WHAT YOU HAVE TO DO ▸
Only a number is wanted. Count the lines holding the string "Vierling".

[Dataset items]
****

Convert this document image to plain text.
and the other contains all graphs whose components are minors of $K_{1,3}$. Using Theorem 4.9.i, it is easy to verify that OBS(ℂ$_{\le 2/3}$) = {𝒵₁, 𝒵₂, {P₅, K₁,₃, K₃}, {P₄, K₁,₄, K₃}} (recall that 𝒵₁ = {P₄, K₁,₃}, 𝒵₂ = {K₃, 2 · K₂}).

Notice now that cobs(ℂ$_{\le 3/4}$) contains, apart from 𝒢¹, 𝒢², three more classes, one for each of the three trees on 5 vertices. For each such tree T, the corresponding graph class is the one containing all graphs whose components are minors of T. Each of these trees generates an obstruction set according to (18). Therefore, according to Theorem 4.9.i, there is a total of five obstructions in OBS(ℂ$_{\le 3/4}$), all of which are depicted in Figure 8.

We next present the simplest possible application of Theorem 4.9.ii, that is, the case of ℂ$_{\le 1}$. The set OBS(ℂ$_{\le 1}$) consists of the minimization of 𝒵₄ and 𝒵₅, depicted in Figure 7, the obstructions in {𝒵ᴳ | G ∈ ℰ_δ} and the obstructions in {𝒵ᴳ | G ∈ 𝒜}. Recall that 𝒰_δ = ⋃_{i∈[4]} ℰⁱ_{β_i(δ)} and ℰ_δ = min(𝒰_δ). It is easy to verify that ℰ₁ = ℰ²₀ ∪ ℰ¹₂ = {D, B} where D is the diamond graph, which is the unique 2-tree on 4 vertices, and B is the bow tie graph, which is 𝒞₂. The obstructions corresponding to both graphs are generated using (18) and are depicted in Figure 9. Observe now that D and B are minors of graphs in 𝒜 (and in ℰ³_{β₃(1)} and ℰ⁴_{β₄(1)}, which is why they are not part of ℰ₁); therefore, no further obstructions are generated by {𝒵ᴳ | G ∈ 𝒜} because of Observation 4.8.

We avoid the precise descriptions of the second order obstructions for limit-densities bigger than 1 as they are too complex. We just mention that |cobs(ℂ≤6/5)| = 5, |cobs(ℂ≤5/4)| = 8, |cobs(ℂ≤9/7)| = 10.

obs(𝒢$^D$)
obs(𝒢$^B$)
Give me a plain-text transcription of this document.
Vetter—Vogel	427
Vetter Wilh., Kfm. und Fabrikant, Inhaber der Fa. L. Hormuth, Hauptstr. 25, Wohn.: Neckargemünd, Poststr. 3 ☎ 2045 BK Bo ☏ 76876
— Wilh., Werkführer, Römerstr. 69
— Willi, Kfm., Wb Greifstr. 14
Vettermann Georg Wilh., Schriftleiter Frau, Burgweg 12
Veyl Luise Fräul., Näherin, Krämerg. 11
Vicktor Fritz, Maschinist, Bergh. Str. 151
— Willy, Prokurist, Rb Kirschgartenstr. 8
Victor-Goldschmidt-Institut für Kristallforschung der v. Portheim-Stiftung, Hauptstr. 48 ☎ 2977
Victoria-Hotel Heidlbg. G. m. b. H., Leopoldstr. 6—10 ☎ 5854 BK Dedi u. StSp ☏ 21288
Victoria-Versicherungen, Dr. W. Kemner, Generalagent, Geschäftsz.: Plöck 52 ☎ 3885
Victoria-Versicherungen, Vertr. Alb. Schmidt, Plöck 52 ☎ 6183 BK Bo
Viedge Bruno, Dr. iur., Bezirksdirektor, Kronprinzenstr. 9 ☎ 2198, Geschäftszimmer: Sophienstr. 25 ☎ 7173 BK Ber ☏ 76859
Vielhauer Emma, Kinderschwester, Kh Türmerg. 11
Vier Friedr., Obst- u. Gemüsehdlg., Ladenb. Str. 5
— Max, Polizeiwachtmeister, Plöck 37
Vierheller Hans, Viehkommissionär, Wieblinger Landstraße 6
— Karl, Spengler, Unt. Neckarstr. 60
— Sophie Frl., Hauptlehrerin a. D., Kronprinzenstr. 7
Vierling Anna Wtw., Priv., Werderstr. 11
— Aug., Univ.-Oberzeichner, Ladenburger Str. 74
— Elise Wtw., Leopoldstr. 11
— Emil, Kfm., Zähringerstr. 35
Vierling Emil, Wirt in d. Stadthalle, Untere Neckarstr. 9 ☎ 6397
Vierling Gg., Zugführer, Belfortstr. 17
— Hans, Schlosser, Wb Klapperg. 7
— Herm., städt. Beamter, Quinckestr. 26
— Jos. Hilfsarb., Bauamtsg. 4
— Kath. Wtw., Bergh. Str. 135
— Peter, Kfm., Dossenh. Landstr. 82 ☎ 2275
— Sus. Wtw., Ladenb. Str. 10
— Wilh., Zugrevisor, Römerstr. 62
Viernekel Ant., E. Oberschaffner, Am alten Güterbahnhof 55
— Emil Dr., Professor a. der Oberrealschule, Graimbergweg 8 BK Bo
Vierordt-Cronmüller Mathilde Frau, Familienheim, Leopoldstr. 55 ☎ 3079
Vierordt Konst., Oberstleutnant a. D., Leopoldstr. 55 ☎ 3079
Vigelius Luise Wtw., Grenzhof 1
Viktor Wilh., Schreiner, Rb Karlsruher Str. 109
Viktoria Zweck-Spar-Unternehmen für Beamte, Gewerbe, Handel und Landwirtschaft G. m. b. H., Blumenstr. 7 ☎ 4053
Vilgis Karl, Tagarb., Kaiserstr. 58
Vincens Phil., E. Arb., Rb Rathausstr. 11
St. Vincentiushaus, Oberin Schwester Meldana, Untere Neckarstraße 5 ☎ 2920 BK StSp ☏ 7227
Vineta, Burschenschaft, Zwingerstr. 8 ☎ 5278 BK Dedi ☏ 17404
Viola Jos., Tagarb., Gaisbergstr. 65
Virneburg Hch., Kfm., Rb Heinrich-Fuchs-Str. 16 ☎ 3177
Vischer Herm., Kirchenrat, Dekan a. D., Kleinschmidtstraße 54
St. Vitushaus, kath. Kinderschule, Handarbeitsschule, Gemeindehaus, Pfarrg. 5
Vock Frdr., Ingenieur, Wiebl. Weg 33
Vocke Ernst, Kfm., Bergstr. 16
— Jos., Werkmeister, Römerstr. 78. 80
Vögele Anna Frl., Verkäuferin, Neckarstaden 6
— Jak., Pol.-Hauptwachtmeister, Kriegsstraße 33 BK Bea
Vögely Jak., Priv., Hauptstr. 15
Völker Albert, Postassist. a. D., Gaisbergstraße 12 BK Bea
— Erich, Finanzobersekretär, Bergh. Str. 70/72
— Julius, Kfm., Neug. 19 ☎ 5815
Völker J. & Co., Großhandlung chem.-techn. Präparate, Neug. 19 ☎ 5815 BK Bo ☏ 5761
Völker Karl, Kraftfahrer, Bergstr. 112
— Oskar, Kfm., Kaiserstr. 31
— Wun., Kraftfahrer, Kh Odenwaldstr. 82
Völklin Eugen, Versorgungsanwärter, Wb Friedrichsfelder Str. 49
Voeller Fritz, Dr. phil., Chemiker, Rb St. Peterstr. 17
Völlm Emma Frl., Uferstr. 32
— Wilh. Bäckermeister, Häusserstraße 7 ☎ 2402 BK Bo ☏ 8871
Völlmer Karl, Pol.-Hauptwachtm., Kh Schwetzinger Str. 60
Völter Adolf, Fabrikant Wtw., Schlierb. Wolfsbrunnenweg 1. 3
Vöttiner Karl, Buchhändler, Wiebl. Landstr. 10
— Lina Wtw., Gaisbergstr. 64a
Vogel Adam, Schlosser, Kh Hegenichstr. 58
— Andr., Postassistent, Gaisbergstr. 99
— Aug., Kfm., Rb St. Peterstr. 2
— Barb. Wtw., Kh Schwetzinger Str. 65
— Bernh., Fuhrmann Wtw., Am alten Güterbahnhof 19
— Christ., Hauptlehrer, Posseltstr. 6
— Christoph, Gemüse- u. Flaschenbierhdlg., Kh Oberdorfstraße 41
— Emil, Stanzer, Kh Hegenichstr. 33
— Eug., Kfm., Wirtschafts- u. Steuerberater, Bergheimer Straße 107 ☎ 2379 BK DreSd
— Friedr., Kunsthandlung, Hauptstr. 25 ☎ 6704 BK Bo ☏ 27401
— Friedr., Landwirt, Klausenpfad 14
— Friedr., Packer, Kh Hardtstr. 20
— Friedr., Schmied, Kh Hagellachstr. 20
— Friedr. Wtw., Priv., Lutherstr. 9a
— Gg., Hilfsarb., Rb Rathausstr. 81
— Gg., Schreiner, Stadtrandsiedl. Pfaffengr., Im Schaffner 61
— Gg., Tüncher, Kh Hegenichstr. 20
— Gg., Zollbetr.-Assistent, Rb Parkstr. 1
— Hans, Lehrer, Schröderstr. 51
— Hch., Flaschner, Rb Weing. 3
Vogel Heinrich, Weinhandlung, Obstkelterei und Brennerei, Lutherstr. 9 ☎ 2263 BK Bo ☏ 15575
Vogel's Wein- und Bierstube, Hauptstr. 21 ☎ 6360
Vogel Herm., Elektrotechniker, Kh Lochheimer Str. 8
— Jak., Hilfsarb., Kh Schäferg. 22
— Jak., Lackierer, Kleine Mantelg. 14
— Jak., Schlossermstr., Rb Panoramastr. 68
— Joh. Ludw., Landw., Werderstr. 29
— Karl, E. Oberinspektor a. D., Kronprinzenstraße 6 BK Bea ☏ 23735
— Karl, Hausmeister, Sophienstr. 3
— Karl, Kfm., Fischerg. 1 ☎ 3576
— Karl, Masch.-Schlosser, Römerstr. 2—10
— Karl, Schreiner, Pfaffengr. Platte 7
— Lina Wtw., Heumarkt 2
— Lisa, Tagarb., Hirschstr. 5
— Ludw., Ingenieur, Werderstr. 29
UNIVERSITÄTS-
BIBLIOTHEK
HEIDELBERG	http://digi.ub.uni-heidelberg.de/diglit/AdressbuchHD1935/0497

****

OUTPUT OF THE EXERCISE ▸
3